▶ _Exercise task_
How many of the lines below contain "больного"? Answer with that number alone.

A block of data:
—————

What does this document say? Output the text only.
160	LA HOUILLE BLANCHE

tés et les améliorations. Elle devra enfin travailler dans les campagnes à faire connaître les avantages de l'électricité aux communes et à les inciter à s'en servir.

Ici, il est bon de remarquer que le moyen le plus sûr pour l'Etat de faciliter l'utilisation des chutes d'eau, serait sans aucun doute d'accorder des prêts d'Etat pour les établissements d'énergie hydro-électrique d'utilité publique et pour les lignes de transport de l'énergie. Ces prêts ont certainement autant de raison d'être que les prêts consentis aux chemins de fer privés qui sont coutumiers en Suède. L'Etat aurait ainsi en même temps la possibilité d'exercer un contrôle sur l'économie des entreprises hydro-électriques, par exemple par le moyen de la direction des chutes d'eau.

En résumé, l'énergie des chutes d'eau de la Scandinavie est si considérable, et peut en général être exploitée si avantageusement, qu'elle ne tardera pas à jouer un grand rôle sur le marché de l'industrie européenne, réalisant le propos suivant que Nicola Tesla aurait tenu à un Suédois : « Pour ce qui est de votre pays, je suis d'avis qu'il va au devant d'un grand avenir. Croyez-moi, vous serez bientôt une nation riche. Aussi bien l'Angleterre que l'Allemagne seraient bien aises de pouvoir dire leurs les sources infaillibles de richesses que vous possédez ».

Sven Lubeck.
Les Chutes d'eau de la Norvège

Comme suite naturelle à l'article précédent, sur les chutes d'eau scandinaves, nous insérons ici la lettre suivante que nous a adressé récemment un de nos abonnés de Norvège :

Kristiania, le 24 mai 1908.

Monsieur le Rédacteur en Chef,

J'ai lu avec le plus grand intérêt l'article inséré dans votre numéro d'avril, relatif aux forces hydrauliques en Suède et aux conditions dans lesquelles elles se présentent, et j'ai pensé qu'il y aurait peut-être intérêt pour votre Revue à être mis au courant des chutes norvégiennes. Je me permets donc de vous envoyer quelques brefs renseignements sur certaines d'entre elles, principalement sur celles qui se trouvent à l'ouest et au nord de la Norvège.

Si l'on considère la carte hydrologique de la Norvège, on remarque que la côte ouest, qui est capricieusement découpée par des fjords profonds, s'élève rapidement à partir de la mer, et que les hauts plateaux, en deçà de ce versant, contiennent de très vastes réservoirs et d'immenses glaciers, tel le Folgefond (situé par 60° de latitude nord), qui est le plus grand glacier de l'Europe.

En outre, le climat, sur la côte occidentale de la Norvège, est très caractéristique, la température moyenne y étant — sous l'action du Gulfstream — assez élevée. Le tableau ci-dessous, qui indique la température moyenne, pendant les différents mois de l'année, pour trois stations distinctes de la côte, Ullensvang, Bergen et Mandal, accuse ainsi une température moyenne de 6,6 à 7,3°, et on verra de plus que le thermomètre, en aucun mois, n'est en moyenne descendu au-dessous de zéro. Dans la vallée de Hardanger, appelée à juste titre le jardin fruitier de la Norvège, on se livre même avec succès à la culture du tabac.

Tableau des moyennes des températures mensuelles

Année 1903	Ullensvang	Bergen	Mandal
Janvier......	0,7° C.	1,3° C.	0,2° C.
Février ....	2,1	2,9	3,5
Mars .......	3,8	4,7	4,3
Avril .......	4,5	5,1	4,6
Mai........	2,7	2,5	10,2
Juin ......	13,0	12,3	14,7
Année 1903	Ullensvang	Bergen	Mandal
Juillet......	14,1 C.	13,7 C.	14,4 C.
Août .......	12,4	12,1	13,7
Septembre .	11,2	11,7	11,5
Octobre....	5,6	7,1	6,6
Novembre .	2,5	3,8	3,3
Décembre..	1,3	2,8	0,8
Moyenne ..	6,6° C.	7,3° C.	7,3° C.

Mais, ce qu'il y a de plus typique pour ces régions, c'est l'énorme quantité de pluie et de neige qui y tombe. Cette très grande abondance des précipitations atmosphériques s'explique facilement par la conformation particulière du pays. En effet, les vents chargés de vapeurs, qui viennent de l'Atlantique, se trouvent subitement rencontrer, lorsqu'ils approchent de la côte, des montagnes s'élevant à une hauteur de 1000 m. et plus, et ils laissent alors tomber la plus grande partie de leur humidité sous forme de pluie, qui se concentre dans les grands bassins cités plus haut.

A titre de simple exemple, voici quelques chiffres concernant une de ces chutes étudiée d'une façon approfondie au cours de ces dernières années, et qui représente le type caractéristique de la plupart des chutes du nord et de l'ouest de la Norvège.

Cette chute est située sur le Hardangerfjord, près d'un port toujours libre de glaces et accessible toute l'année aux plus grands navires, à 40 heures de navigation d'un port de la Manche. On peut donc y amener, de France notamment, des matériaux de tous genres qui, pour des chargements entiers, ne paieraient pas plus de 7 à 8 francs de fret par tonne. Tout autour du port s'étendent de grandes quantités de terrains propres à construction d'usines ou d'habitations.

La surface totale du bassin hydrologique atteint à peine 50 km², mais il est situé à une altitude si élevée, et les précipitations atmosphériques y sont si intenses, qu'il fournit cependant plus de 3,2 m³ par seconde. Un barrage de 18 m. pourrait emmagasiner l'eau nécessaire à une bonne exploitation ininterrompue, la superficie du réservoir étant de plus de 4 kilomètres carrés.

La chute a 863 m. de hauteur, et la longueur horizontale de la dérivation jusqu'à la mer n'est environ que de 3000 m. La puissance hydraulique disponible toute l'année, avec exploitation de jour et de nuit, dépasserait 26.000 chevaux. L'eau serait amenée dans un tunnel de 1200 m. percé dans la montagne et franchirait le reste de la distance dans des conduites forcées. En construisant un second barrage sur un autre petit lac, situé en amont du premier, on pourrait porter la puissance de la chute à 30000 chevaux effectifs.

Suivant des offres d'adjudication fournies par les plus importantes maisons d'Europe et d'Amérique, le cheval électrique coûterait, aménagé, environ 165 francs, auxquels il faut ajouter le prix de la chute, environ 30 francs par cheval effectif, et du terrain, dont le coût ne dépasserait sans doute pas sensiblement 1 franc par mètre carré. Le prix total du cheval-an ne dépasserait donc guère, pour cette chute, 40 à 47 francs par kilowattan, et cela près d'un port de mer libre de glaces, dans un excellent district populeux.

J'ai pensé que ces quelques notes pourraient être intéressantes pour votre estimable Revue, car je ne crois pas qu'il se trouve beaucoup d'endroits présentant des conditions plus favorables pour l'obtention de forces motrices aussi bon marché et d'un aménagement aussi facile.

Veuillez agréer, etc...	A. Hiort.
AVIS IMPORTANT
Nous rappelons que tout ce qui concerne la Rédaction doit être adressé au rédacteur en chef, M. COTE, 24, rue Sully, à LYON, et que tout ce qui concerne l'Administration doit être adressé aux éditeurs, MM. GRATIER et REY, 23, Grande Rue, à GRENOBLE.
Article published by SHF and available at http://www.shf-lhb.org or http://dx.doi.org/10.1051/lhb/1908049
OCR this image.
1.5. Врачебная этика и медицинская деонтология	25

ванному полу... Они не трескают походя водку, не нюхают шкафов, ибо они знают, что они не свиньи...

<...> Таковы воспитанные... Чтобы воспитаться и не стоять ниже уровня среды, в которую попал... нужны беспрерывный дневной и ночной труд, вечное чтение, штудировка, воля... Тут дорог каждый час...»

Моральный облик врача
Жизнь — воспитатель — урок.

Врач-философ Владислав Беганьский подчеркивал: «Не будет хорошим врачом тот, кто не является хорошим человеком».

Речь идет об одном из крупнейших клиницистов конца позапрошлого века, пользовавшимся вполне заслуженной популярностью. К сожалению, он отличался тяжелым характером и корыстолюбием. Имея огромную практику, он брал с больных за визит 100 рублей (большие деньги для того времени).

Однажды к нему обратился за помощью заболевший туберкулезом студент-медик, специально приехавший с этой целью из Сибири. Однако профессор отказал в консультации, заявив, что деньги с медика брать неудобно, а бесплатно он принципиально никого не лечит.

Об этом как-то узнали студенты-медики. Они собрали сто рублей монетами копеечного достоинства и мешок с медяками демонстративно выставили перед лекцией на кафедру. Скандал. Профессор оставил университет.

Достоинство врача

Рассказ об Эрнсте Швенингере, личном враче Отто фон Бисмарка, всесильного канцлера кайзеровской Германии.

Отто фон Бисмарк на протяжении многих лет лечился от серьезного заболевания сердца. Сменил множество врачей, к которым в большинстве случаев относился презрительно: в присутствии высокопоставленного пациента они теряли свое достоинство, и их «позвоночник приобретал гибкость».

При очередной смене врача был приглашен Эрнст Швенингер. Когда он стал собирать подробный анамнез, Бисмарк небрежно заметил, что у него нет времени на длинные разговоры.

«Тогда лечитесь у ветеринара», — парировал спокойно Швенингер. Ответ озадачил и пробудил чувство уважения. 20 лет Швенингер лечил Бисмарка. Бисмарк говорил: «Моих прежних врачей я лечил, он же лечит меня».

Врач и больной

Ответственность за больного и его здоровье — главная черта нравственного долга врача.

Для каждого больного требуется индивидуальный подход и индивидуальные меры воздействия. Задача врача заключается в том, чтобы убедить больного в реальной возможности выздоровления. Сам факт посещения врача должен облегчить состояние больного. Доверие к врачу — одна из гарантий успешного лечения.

—————

▶ _Task result_
2